## Set exercise:
Extract every line of the items below that contains the string "gitignore".

### Data to use

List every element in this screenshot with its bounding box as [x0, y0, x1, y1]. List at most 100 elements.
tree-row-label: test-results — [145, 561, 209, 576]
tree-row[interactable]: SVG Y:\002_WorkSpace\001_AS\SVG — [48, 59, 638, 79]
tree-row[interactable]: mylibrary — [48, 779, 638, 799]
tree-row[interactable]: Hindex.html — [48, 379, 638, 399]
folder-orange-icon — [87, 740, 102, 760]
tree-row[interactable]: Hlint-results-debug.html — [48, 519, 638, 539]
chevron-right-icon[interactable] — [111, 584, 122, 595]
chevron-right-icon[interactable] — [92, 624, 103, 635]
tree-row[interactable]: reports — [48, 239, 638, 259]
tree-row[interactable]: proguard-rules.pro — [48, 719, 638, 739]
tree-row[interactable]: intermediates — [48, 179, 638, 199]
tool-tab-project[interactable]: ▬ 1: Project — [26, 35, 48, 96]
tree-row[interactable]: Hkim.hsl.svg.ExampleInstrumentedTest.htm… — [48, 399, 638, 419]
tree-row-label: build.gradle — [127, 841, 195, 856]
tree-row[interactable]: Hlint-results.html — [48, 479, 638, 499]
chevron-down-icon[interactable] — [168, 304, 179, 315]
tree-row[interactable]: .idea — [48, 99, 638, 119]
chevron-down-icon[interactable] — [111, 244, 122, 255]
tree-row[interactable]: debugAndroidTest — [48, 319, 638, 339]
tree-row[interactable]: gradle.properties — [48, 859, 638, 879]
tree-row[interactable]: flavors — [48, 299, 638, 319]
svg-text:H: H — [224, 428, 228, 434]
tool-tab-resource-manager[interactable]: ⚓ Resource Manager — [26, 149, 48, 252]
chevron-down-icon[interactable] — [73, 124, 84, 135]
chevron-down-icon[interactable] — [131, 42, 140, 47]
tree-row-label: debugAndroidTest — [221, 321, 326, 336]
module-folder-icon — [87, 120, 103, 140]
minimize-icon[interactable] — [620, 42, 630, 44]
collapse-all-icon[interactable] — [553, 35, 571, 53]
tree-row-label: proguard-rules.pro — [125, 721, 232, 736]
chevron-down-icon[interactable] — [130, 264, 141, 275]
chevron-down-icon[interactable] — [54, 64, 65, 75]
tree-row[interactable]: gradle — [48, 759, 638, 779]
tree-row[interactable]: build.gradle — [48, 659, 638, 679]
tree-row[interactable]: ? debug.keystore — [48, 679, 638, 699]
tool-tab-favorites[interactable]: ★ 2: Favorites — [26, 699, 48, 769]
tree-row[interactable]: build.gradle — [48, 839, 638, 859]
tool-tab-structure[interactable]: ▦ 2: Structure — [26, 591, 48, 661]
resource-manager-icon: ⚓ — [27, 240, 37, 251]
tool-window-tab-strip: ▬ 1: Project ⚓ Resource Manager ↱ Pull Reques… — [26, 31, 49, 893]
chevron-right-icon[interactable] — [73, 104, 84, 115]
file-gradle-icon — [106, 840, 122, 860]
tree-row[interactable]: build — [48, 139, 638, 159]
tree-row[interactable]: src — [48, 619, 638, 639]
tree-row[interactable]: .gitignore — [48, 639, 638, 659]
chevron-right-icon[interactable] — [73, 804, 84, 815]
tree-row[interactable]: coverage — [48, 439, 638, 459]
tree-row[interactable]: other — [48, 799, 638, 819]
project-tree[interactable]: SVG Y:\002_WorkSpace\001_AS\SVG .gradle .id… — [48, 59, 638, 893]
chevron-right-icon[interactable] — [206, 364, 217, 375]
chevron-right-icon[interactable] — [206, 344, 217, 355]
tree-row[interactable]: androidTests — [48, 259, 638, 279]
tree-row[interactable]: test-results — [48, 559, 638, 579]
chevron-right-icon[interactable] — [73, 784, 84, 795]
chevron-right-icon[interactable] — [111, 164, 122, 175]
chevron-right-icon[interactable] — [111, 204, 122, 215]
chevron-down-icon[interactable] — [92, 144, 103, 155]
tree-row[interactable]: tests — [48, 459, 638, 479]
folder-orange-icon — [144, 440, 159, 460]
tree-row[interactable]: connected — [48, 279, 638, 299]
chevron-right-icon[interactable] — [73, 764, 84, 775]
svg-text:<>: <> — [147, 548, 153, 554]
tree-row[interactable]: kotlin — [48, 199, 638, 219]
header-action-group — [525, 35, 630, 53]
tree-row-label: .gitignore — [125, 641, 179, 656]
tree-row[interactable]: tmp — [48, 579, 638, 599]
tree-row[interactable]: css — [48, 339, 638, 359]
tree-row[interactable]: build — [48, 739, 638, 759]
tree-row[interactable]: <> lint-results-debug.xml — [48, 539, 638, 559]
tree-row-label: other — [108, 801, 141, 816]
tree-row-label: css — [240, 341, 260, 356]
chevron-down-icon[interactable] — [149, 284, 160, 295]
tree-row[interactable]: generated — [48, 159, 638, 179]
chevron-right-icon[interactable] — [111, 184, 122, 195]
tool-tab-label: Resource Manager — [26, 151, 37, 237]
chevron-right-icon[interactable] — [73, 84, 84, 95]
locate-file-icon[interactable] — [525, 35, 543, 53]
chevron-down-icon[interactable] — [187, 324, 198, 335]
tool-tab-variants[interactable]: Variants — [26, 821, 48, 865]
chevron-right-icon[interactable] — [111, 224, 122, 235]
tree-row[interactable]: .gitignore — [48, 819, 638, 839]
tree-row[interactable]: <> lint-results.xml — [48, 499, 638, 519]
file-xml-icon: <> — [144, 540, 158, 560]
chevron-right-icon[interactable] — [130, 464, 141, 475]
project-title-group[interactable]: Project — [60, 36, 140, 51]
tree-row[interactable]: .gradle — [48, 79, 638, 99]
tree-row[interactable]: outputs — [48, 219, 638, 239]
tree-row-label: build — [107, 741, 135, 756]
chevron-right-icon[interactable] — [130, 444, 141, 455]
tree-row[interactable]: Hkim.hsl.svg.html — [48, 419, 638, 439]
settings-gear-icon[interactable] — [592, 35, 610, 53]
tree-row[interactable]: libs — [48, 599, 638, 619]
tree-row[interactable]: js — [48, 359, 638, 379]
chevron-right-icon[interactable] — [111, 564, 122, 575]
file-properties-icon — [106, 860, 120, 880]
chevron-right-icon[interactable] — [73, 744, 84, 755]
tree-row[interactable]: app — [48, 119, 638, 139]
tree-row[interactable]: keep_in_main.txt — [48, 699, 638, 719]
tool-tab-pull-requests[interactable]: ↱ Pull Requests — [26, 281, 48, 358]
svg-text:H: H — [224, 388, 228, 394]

######

## Solution for this exercise:
tree-row[interactable]: .gitignore — [48, 639, 638, 659]
tree-row-label: .gitignore — [125, 641, 179, 656]
tree-row[interactable]: .gitignore — [48, 819, 638, 839]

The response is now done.